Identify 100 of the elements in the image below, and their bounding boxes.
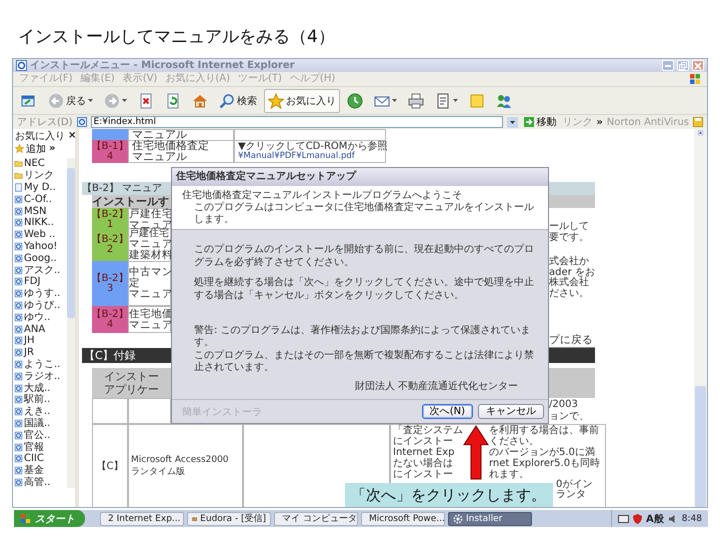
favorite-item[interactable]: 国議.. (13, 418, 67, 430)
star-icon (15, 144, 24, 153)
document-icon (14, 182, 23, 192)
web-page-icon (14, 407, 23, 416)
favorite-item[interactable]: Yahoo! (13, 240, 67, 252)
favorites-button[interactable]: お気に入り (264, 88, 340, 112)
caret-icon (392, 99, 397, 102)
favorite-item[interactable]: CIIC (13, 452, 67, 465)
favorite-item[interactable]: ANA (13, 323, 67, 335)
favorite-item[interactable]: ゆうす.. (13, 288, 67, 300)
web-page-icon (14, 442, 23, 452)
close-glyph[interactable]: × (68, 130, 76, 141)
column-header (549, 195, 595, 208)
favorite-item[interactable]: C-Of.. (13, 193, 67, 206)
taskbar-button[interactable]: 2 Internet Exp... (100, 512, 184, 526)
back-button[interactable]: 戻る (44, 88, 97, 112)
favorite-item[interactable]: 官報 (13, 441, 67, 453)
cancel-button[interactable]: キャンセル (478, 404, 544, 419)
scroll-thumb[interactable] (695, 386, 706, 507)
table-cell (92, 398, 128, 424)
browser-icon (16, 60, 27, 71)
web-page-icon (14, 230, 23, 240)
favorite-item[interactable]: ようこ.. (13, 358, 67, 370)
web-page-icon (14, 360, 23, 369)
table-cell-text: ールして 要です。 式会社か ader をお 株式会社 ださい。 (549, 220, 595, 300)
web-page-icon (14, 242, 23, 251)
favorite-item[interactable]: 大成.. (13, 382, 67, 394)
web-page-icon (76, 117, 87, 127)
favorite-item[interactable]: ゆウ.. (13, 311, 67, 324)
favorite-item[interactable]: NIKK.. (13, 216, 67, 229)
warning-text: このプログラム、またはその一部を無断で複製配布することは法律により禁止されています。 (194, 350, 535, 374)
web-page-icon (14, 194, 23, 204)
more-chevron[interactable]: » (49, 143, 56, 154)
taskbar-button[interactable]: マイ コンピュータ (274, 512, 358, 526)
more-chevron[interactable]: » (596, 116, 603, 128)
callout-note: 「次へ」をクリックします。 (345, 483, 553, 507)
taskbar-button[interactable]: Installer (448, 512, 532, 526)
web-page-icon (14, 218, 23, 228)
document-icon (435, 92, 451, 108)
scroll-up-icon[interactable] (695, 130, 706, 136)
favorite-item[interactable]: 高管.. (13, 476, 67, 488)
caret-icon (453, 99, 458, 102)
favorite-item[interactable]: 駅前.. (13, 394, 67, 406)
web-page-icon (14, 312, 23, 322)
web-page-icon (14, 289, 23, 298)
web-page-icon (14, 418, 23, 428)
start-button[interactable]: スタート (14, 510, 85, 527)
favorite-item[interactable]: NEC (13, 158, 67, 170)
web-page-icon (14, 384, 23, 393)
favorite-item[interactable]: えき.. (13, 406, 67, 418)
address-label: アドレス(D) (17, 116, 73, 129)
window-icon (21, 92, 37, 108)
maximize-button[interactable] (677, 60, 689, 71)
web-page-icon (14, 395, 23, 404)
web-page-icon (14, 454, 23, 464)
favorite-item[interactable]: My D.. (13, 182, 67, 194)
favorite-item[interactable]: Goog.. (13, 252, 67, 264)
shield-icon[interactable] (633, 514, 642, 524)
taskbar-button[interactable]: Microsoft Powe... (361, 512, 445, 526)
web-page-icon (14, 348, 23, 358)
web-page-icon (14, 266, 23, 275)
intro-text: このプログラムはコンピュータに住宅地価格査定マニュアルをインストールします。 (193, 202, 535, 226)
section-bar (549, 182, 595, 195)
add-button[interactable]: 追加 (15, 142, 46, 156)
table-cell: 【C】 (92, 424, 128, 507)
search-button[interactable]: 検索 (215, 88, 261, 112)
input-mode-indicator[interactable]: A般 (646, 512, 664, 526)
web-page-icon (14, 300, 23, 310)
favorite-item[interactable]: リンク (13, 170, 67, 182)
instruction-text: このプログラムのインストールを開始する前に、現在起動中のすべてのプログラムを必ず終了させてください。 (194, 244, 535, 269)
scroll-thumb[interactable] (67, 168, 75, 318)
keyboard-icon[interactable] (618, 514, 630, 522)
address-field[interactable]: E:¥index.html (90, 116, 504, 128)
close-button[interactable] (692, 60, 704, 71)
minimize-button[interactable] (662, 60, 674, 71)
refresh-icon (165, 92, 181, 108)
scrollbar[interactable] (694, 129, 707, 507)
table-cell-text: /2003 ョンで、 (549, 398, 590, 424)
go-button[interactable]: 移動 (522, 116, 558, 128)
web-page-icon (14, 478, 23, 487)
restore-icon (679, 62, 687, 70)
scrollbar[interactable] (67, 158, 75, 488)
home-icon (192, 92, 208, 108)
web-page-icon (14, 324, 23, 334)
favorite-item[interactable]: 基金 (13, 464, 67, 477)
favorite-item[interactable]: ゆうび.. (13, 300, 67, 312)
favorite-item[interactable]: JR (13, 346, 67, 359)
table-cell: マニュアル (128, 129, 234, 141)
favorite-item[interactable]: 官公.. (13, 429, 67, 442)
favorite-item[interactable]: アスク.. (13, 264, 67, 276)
★ ★ ★ ★ ★
EXERCISE PROMPT:
Give the lines above as a JSON list of strings, one string per line, leaving out blank lines and the pictures.

TASK RESPONSE:
[
  "Identify 100 of the elements in the image below, and their bounding boxes.",
  "favorite-item[interactable]: 国議.. (13, 418, 67, 430)",
  "star-icon (15, 144, 24, 153)",
  "document-icon (14, 182, 23, 192)",
  "web-page-icon (14, 407, 23, 416)",
  "favorite-item[interactable]: Yahoo! (13, 240, 67, 252)",
  "favorites-button[interactable]: お気に入り (264, 88, 340, 112)",
  "caret-icon (392, 99, 397, 102)",
  "favorite-item[interactable]: CIIC (13, 452, 67, 465)",
  "favorite-item[interactable]: ANA (13, 323, 67, 335)",
  "favorite-item[interactable]: ゆうす.. (13, 288, 67, 300)",
  "web-page-icon (14, 442, 23, 452)",
  "close-glyph[interactable]: × (68, 130, 76, 141)",
  "column-header (549, 195, 595, 208)",
  "favorite-item[interactable]: C-Of.. (13, 193, 67, 206)",
  "taskbar-button[interactable]: 2 Internet Exp... (100, 512, 184, 526)",
  "back-button[interactable]: 戻る (44, 88, 97, 112)",
  "favorite-item[interactable]: 官報 (13, 441, 67, 453)",
  "cancel-button[interactable]: キャンセル (478, 404, 544, 419)",
  "scroll-thumb[interactable] (695, 386, 706, 507)",
  "table-cell (92, 398, 128, 424)",
  "browser-icon (16, 60, 27, 71)",
  "web-page-icon (14, 230, 23, 240)",
  "favorite-item[interactable]: ようこ.. (13, 358, 67, 370)",
  "web-page-icon (14, 360, 23, 369)",
  "table-cell-text: ールして 要です。 式会社か ader をお 株式会社 ださい。 (549, 220, 595, 300)",
  "web-page-icon (14, 242, 23, 251)",
  "favorite-item[interactable]: 大成.. (13, 382, 67, 394)",
  "web-page-icon (76, 117, 87, 127)",
  "favorite-item[interactable]: ゆウ.. (13, 311, 67, 324)",
  "favorite-item[interactable]: NIKK.. (13, 216, 67, 229)",
  "warning-text: このプログラム、またはその一部を無断で複製配布することは法律により禁止されています。 (194, 350, 535, 374)",
  "web-page-icon (14, 194, 23, 204)",
  "more-chevron[interactable]: » (49, 143, 56, 154)",
  "taskbar-button[interactable]: マイ コンピュータ (274, 512, 358, 526)",
  "more-chevron[interactable]: » (596, 116, 603, 128)",
  "callout-note: 「次へ」をクリックします。 (345, 483, 553, 507)",
  "taskbar-button[interactable]: Installer (448, 512, 532, 526)",
  "web-page-icon (14, 218, 23, 228)",
  "document-icon (435, 92, 451, 108)",
  "scroll-up-icon[interactable] (695, 130, 706, 136)",
  "favorite-item[interactable]: 高管.. (13, 476, 67, 488)",
  "caret-icon (453, 99, 458, 102)",
  "favorite-item[interactable]: 駅前.. (13, 394, 67, 406)",
  "web-page-icon (14, 312, 23, 322)",
  "web-page-icon (14, 289, 23, 298)",
  "web-page-icon (14, 418, 23, 428)",
  "start-button[interactable]: スタート (14, 510, 85, 527)",
  "favorite-item[interactable]: NEC (13, 158, 67, 170)",
  "web-page-icon (14, 384, 23, 393)",
  "favorite-item[interactable]: えき.. (13, 406, 67, 418)",
  "address-label: アドレス(D) (17, 116, 73, 129)",
  "window-icon (21, 92, 37, 108)",
  "maximize-button[interactable] (677, 60, 689, 71)",
  "web-page-icon (14, 395, 23, 404)",
  "web-page-icon (14, 454, 23, 464)",
  "favorite-item[interactable]: My D.. (13, 182, 67, 194)",
  "favorite-item[interactable]: Goog.. (13, 252, 67, 264)",
  "shield-icon[interactable] (633, 514, 642, 524)",
  "taskbar-button[interactable]: Microsoft Powe... (361, 512, 445, 526)",
  "web-page-icon (14, 348, 23, 358)",
  "web-page-icon (14, 266, 23, 275)",
  "intro-text: このプログラムはコンピュータに住宅地価格査定マニュアルをインストールします。 (193, 202, 535, 226)",
  "section-bar (549, 182, 595, 195)",
  "add-button[interactable]: 追加 (15, 142, 46, 156)",
  "table-cell: 【C】 (92, 424, 128, 507)",
  "search-button[interactable]: 検索 (215, 88, 261, 112)",
  "input-mode-indicator[interactable]: A般 (646, 512, 664, 526)",
  "web-page-icon (14, 300, 23, 310)",
  "favorite-item[interactable]: リンク (13, 170, 67, 182)",
  "instruction-text: このプログラムのインストールを開始する前に、現在起動中のすべてのプログラムを必ず終了させてください。 (194, 244, 535, 269)",
  "scroll-thumb[interactable] (67, 168, 75, 318)",
  "keyboard-icon[interactable] (618, 514, 630, 522)",
  "address-field[interactable]: E:¥index.html (90, 116, 504, 128)",
  "close-button[interactable] (692, 60, 704, 71)",
  "minimize-button[interactable] (662, 60, 674, 71)",
  "refresh-icon (165, 92, 181, 108)",
  "scrollbar[interactable] (694, 129, 707, 507)",
  "table-cell-text: /2003 ョンで、 (549, 398, 590, 424)",
  "go-button[interactable]: 移動 (522, 116, 558, 128)",
  "web-page-icon (14, 478, 23, 487)",
  "restore-icon (679, 62, 687, 70)",
  "scrollbar[interactable] (67, 158, 75, 488)",
  "home-icon (192, 92, 208, 108)",
  "web-page-icon (14, 324, 23, 334)",
  "favorite-item[interactable]: 基金 (13, 464, 67, 477)",
  "favorite-item[interactable]: ゆうび.. (13, 300, 67, 312)",
  "favorite-item[interactable]: JR (13, 346, 67, 359)",
  "table-cell: マニュアル (128, 129, 234, 141)",
  "favorite-item[interactable]: 官公.. (13, 429, 67, 442)",
  "favorite-item[interactable]: アスク.. (13, 264, 67, 276)"
]